> **Data shown**:
━━━━

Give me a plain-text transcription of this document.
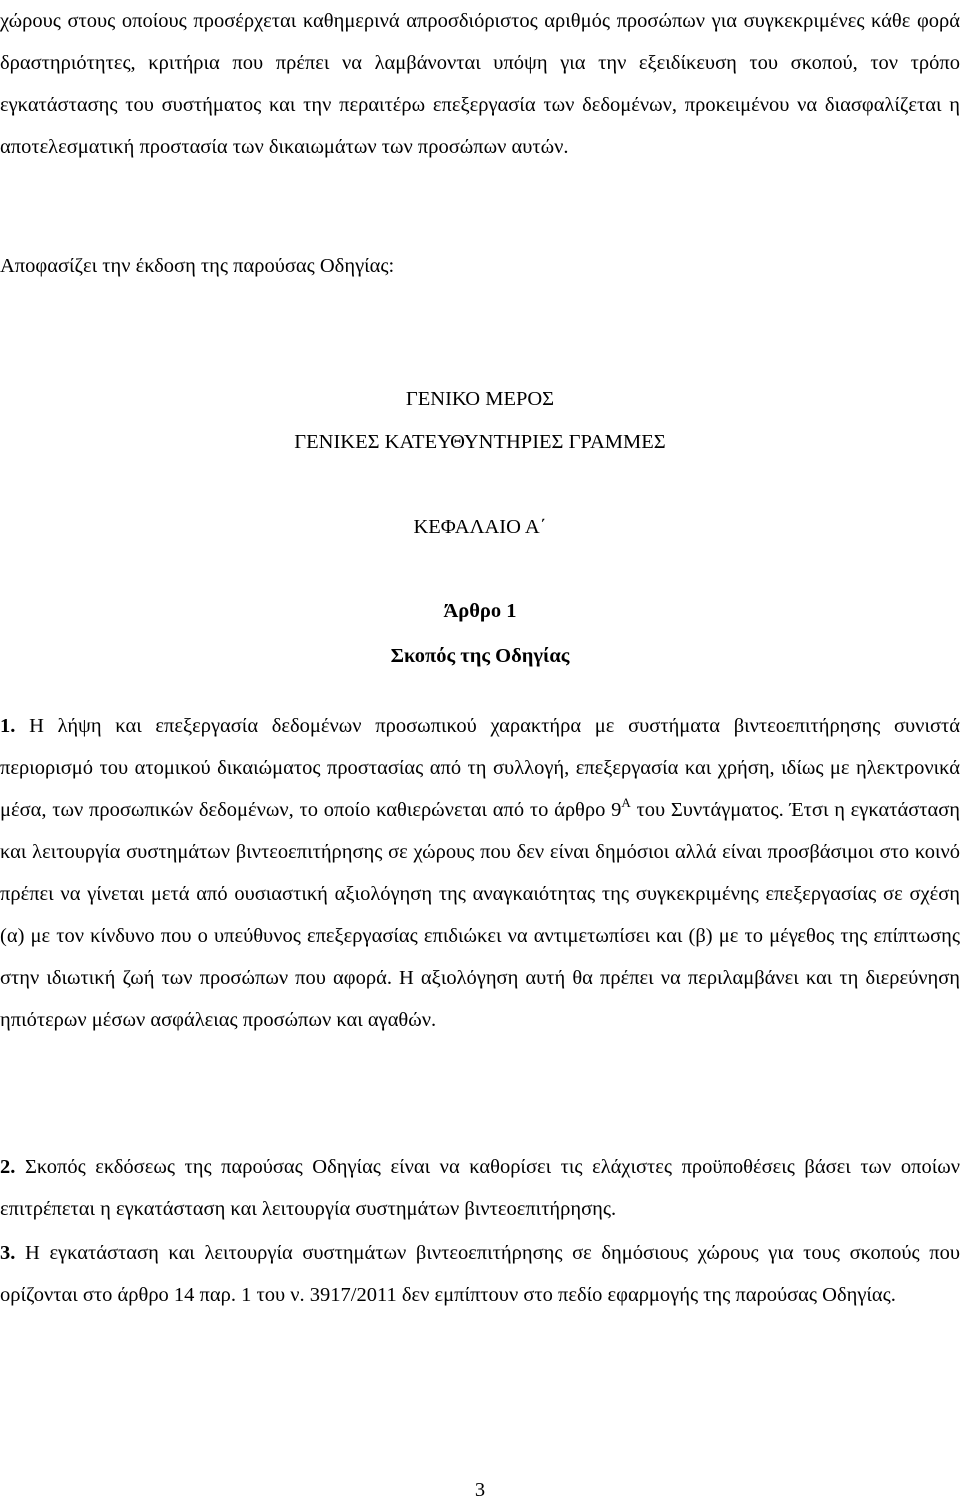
χώρους στους οποίους προσέρχεται καθημερινά απροσδιόριστος αριθμός προσώπων για συγκεκριμένες κάθε φορά δραστηριότητες, κριτήρια που πρέπει να λαμβάνονται υπόψη για την εξειδίκευση του σκοπού, τον τρόπο εγκατάστασης του συστήματος και την περαιτέρω επεξεργασία των δεδομένων, προκειμένου να διασφαλίζεται η αποτελεσματική προστασία των δικαιωμάτων των προσώπων αυτών.

Αποφασίζει την έκδοση της παρούσας Οδηγίας:

ΓΕΝΙΚΟ ΜΕΡΟΣ

ΓΕΝΙΚΕΣ ΚΑΤΕΥΘΥΝΤΗΡΙΕΣ ΓΡΑΜΜΕΣ

ΚΕΦΑΛΑΙΟ Α΄

Άρθρο 1

Σκοπός της Οδηγίας

1. Η λήψη και επεξεργασία δεδομένων προσωπικού χαρακτήρα με συστήματα βιντεοεπιτήρησης συνιστά περιορισμό του ατομικού δικαιώματος προστασίας από τη συλλογή, επεξεργασία και χρήση, ιδίως με ηλεκτρονικά μέσα, των προσωπικών δεδομένων, το οποίο καθιερώνεται από το άρθρο $9^A$ του Συντάγματος. Έτσι η εγκατάσταση και λειτουργία συστημάτων βιντεοεπιτήρησης σε χώρους που δεν είναι δημόσιοι αλλά είναι προσβάσιμοι στο κοινό πρέπει να γίνεται μετά από ουσιαστική αξιολόγηση της αναγκαιότητας της συγκεκριμένης επεξεργασίας σε σχέση (α) με τον κίνδυνο που ο υπεύθυνος επεξεργασίας επιδιώκει να αντιμετωπίσει και (β) με το μέγεθος της επίπτωσης στην ιδιωτική ζωή των προσώπων που αφορά. Η αξιολόγηση αυτή θα πρέπει να περιλαμβάνει και τη διερεύνηση ηπιότερων μέσων ασφάλειας προσώπων και αγαθών.

2. Σκοπός εκδόσεως της παρούσας Οδηγίας είναι να καθορίσει τις ελάχιστες προϋποθέσεις βάσει των οποίων επιτρέπεται η εγκατάσταση και λειτουργία συστημάτων βιντεοεπιτήρησης.

3. Η εγκατάσταση και λειτουργία συστημάτων βιντεοεπιτήρησης σε δημόσιους χώρους για τους σκοπούς που ορίζονται στο άρθρο 14 παρ. 1 του ν. 3917/2011 δεν εμπίπτουν στο πεδίο εφαρμογής της παρούσας Οδηγίας.

3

━━━━

> **Task directions**: Reproduce every entry exactly, but omit each picture.

> **Complete response**:
Give me a plain-text transcription of this document.
χώρους στους οποίους προσέρχεται καθημερινά απροσδιόριστος αριθμός προσώπων για συγκεκριμένες κάθε φορά δραστηριότητες, κριτήρια που πρέπει να λαμβάνονται υπόψη για την εξειδίκευση του σκοπού, τον τρόπο εγκατάστασης του συστήματος και την περαιτέρω επεξεργασία των δεδομένων, προκειμένου να διασφαλίζεται η αποτελεσματική προστασία των δικαιωμάτων των προσώπων αυτών.

Αποφασίζει την έκδοση της παρούσας Οδηγίας:

ΓΕΝΙΚΟ ΜΕΡΟΣ

ΓΕΝΙΚΕΣ ΚΑΤΕΥΘΥΝΤΗΡΙΕΣ ΓΡΑΜΜΕΣ

ΚΕΦΑΛΑΙΟ Α΄

Άρθρο 1

Σκοπός της Οδηγίας

1. Η λήψη και επεξεργασία δεδομένων προσωπικού χαρακτήρα με συστήματα βιντεοεπιτήρησης συνιστά περιορισμό του ατομικού δικαιώματος προστασίας από τη συλλογή, επεξεργασία και χρήση, ιδίως με ηλεκτρονικά μέσα, των προσωπικών δεδομένων, το οποίο καθιερώνεται από το άρθρο $9^A$ του Συντάγματος. Έτσι η εγκατάσταση και λειτουργία συστημάτων βιντεοεπιτήρησης σε χώρους που δεν είναι δημόσιοι αλλά είναι προσβάσιμοι στο κοινό πρέπει να γίνεται μετά από ουσιαστική αξιολόγηση της αναγκαιότητας της συγκεκριμένης επεξεργασίας σε σχέση (α) με τον κίνδυνο που ο υπεύθυνος επεξεργασίας επιδιώκει να αντιμετωπίσει και (β) με το μέγεθος της επίπτωσης στην ιδιωτική ζωή των προσώπων που αφορά. Η αξιολόγηση αυτή θα πρέπει να περιλαμβάνει και τη διερεύνηση ηπιότερων μέσων ασφάλειας προσώπων και αγαθών.

2. Σκοπός εκδόσεως της παρούσας Οδηγίας είναι να καθορίσει τις ελάχιστες προϋποθέσεις βάσει των οποίων επιτρέπεται η εγκατάσταση και λειτουργία συστημάτων βιντεοεπιτήρησης.

3. Η εγκατάσταση και λειτουργία συστημάτων βιντεοεπιτήρησης σε δημόσιους χώρους για τους σκοπούς που ορίζονται στο άρθρο 14 παρ. 1 του ν. 3917/2011 δεν εμπίπτουν στο πεδίο εφαρμογής της παρούσας Οδηγίας.

3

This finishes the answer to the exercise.